(Entries taken from a collection)
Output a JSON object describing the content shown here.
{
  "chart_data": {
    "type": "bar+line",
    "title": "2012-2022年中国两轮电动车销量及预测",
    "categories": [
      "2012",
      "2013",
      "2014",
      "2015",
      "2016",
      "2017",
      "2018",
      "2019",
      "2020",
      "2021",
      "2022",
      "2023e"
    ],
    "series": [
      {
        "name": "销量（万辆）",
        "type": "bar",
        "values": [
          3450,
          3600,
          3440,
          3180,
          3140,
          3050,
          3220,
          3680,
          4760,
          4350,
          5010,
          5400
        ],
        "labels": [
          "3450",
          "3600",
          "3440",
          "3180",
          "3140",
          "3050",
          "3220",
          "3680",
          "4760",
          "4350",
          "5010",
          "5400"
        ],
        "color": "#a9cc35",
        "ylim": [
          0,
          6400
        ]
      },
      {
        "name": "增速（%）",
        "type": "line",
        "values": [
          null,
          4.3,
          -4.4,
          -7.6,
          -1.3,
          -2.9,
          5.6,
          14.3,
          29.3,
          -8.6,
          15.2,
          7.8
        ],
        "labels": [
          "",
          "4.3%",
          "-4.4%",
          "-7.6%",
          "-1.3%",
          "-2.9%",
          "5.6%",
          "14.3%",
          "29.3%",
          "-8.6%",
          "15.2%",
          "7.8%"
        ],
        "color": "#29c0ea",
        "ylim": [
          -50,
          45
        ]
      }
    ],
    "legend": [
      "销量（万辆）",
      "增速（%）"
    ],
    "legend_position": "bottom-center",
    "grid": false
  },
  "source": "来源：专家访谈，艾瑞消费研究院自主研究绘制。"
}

• WORK TO BE COMPLETED
Output the lines above verbatim and in full.

• RESULT OF THIS EXERCISE
Output a JSON object describing the content shown here.
{
  "chart_data": {
    "type": "bar+line",
    "title": "2012-2022年中国两轮电动车销量及预测",
    "categories": [
      "2012",
      "2013",
      "2014",
      "2015",
      "2016",
      "2017",
      "2018",
      "2019",
      "2020",
      "2021",
      "2022",
      "2023e"
    ],
    "series": [
      {
        "name": "销量（万辆）",
        "type": "bar",
        "values": [
          3450,
          3600,
          3440,
          3180,
          3140,
          3050,
          3220,
          3680,
          4760,
          4350,
          5010,
          5400
        ],
        "labels": [
          "3450",
          "3600",
          "3440",
          "3180",
          "3140",
          "3050",
          "3220",
          "3680",
          "4760",
          "4350",
          "5010",
          "5400"
        ],
        "color": "#a9cc35",
        "ylim": [
          0,
          6400
        ]
      },
      {
        "name": "增速（%）",
        "type": "line",
        "values": [
          null,
          4.3,
          -4.4,
          -7.6,
          -1.3,
          -2.9,
          5.6,
          14.3,
          29.3,
          -8.6,
          15.2,
          7.8
        ],
        "labels": [
          "",
          "4.3%",
          "-4.4%",
          "-7.6%",
          "-1.3%",
          "-2.9%",
          "5.6%",
          "14.3%",
          "29.3%",
          "-8.6%",
          "15.2%",
          "7.8%"
        ],
        "color": "#29c0ea",
        "ylim": [
          -50,
          45
        ]
      }
    ],
    "legend": [
      "销量（万辆）",
      "增速（%）"
    ],
    "legend_position": "bottom-center",
    "grid": false
  },
  "source": "来源：专家访谈，艾瑞消费研究院自主研究绘制。"
}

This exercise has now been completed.